■ SET PROBLEM
Transcribe, word for word, the line containing "Transcribe this image's" and each line following it through the end of the listing below. Omit all other lines.

■ LISTED ENTRIES

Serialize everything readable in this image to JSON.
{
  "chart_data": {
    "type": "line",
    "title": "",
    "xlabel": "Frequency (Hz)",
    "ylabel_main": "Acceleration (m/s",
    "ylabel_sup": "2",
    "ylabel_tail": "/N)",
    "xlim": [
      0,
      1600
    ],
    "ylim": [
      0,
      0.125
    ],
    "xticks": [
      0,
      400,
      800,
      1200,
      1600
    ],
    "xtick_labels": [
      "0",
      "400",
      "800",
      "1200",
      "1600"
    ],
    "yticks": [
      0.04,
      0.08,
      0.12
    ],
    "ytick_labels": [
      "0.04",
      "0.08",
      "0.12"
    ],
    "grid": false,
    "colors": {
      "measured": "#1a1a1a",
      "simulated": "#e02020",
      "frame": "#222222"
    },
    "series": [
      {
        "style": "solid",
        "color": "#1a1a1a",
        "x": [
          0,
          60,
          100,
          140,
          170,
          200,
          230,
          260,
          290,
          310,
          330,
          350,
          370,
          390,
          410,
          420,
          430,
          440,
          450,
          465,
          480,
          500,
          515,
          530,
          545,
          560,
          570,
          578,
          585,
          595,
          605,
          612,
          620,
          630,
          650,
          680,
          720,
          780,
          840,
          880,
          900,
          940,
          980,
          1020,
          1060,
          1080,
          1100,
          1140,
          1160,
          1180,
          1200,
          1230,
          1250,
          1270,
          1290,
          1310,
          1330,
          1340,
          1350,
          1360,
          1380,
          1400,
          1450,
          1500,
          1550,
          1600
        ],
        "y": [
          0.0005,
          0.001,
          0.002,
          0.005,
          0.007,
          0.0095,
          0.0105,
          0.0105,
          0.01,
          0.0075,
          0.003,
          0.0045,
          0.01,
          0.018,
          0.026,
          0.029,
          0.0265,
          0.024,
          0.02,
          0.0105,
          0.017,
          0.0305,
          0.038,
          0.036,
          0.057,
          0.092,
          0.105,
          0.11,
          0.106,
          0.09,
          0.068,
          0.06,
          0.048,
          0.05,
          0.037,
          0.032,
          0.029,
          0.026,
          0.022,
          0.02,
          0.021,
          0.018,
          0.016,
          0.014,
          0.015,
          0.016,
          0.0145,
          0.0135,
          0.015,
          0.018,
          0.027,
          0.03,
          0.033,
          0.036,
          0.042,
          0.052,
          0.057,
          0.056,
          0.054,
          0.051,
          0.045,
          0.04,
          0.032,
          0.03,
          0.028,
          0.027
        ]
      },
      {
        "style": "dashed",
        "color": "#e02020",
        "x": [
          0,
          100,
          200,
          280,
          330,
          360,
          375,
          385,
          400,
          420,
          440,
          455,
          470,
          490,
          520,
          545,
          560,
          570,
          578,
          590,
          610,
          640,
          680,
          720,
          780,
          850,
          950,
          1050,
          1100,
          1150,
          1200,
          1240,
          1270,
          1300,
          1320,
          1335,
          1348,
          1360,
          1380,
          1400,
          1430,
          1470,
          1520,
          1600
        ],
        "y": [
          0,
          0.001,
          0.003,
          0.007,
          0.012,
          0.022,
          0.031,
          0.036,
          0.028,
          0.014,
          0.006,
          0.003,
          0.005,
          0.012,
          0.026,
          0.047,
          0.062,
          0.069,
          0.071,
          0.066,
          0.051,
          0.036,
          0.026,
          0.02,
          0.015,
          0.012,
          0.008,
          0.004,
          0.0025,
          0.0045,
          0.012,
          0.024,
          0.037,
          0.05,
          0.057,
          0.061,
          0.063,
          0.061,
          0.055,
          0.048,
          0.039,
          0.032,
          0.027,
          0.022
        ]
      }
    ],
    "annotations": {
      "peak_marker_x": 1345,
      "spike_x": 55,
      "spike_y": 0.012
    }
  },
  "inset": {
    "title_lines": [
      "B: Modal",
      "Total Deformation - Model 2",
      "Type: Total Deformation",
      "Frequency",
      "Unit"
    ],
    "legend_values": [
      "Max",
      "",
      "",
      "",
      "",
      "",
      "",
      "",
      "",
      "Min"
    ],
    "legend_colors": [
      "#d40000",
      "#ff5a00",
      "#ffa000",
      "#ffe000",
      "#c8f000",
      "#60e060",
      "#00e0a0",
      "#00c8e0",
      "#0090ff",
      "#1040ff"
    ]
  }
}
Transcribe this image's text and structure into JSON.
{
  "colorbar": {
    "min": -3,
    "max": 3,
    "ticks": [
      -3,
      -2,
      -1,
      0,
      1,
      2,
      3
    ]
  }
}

■ WORKED SOLUTION
Transcribe this image's text and structure into JSON.
{
  "colorbar": {
    "min": -3,
    "max": 3,
    "ticks": [
      -3,
      -2,
      -1,
      0,
      1,
      2,
      3
    ]
  }
}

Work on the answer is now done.